- Aim of the task:
Check every line below for the string "Chọn", and copy the lines that contain it.

- Input:
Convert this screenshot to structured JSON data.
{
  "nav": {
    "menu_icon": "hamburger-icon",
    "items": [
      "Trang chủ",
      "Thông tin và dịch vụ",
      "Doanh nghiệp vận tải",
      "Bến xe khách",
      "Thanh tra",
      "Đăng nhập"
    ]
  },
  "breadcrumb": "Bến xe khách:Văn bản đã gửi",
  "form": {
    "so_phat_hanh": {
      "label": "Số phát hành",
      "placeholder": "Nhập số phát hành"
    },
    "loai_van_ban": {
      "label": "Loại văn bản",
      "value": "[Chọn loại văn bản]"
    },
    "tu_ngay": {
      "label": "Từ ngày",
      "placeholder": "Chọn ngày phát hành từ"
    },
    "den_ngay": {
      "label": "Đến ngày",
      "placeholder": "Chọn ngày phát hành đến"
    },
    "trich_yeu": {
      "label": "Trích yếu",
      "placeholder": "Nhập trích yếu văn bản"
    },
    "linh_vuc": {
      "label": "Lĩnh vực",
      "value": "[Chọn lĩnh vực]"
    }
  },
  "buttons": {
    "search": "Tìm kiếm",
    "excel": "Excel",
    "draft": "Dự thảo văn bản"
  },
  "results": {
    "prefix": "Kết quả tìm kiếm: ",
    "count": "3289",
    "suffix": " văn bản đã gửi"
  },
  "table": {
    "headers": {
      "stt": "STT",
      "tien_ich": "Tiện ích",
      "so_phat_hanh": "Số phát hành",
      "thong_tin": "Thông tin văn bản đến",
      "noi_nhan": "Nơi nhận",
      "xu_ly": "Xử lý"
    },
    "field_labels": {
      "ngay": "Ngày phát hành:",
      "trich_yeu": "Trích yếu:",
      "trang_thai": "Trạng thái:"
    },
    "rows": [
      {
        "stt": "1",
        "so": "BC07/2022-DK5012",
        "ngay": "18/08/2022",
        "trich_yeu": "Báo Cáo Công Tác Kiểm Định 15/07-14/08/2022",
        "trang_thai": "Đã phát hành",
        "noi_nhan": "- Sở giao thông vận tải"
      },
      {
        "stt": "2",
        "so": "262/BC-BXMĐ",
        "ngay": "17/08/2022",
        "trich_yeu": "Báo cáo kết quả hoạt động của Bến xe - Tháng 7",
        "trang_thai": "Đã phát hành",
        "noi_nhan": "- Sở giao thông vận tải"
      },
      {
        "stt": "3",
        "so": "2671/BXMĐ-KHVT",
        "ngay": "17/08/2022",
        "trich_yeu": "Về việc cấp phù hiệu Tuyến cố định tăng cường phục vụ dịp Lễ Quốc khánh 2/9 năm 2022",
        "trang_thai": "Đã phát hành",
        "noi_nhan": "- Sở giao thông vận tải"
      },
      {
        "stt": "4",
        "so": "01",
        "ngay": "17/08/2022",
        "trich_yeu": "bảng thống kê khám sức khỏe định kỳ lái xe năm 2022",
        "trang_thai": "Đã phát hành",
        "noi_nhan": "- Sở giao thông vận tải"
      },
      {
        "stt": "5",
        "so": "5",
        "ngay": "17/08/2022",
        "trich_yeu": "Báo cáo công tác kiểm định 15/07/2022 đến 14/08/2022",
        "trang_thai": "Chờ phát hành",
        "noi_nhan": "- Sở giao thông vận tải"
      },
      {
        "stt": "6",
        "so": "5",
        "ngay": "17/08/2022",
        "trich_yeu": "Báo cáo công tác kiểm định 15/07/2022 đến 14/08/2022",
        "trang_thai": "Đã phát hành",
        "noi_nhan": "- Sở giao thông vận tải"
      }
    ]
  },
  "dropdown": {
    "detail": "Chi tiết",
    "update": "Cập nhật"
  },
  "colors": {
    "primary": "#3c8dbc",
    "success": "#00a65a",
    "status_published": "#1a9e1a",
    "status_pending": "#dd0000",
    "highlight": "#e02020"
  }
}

- Response below:
      "value": "[Chọn loại văn bản]"
      "placeholder": "Chọn ngày phát hành từ"
      "placeholder": "Chọn ngày phát hành đến"
      "value": "[Chọn lĩnh vực]"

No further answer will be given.